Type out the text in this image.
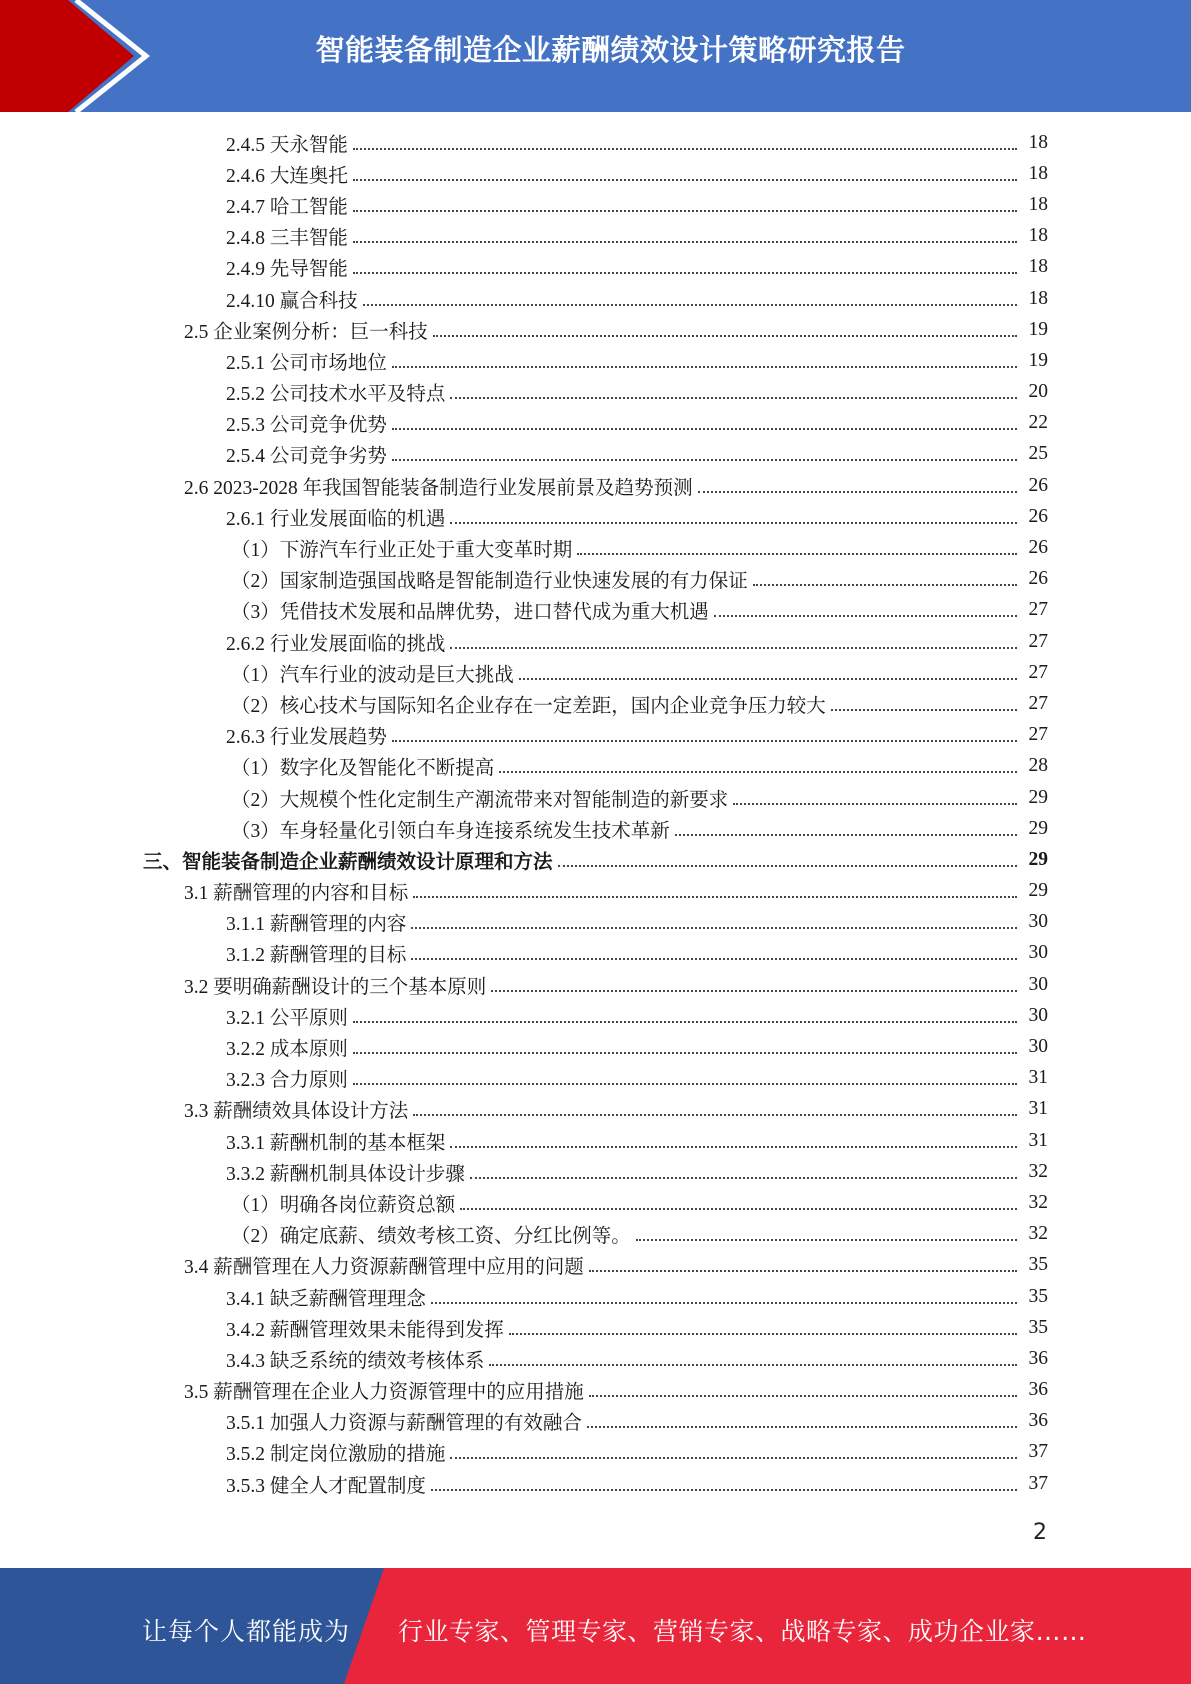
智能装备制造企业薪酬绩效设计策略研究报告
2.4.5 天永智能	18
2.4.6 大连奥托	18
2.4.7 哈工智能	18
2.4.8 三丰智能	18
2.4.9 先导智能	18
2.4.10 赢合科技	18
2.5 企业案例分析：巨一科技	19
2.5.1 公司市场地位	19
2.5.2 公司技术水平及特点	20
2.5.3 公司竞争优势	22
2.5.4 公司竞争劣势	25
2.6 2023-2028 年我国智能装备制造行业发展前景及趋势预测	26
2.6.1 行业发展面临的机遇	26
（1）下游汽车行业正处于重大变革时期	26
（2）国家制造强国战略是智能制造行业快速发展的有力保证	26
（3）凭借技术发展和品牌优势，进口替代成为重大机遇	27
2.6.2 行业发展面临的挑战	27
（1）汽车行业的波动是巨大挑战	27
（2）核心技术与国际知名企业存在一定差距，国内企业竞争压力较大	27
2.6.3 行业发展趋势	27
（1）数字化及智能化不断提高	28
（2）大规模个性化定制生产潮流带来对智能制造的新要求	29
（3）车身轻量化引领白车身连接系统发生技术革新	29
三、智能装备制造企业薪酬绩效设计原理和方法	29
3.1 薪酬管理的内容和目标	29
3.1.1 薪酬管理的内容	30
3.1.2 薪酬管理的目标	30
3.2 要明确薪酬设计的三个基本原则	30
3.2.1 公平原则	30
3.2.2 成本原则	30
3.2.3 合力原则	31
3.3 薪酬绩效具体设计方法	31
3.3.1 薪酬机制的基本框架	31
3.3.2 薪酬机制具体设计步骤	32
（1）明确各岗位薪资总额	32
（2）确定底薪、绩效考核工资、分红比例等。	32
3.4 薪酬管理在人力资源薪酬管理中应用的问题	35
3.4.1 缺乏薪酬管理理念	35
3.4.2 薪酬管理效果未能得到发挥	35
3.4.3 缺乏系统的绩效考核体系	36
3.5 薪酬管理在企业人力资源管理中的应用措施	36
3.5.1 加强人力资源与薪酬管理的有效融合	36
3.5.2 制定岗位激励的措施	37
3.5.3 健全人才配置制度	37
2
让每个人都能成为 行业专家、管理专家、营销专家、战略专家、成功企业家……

======

Reproduce all the entries that precede this task, word for word, minus any pictures.

Type out the text in this image.
智能装备制造企业薪酬绩效设计策略研究报告
2.4.5 天永智能	18
2.4.6 大连奥托	18
2.4.7 哈工智能	18
2.4.8 三丰智能	18
2.4.9 先导智能	18
2.4.10 赢合科技	18
2.5 企业案例分析：巨一科技	19
2.5.1 公司市场地位	19
2.5.2 公司技术水平及特点	20
2.5.3 公司竞争优势	22
2.5.4 公司竞争劣势	25
2.6 2023-2028 年我国智能装备制造行业发展前景及趋势预测	26
2.6.1 行业发展面临的机遇	26
（1）下游汽车行业正处于重大变革时期	26
（2）国家制造强国战略是智能制造行业快速发展的有力保证	26
（3）凭借技术发展和品牌优势，进口替代成为重大机遇	27
2.6.2 行业发展面临的挑战	27
（1）汽车行业的波动是巨大挑战	27
（2）核心技术与国际知名企业存在一定差距，国内企业竞争压力较大	27
2.6.3 行业发展趋势	27
（1）数字化及智能化不断提高	28
（2）大规模个性化定制生产潮流带来对智能制造的新要求	29
（3）车身轻量化引领白车身连接系统发生技术革新	29
三、智能装备制造企业薪酬绩效设计原理和方法	29
3.1 薪酬管理的内容和目标	29
3.1.1 薪酬管理的内容	30
3.1.2 薪酬管理的目标	30
3.2 要明确薪酬设计的三个基本原则	30
3.2.1 公平原则	30
3.2.2 成本原则	30
3.2.3 合力原则	31
3.3 薪酬绩效具体设计方法	31
3.3.1 薪酬机制的基本框架	31
3.3.2 薪酬机制具体设计步骤	32
（1）明确各岗位薪资总额	32
（2）确定底薪、绩效考核工资、分红比例等。	32
3.4 薪酬管理在人力资源薪酬管理中应用的问题	35
3.4.1 缺乏薪酬管理理念	35
3.4.2 薪酬管理效果未能得到发挥	35
3.4.3 缺乏系统的绩效考核体系	36
3.5 薪酬管理在企业人力资源管理中的应用措施	36
3.5.1 加强人力资源与薪酬管理的有效融合	36
3.5.2 制定岗位激励的措施	37
3.5.3 健全人才配置制度	37
2
让每个人都能成为 行业专家、管理专家、营销专家、战略专家、成功企业家……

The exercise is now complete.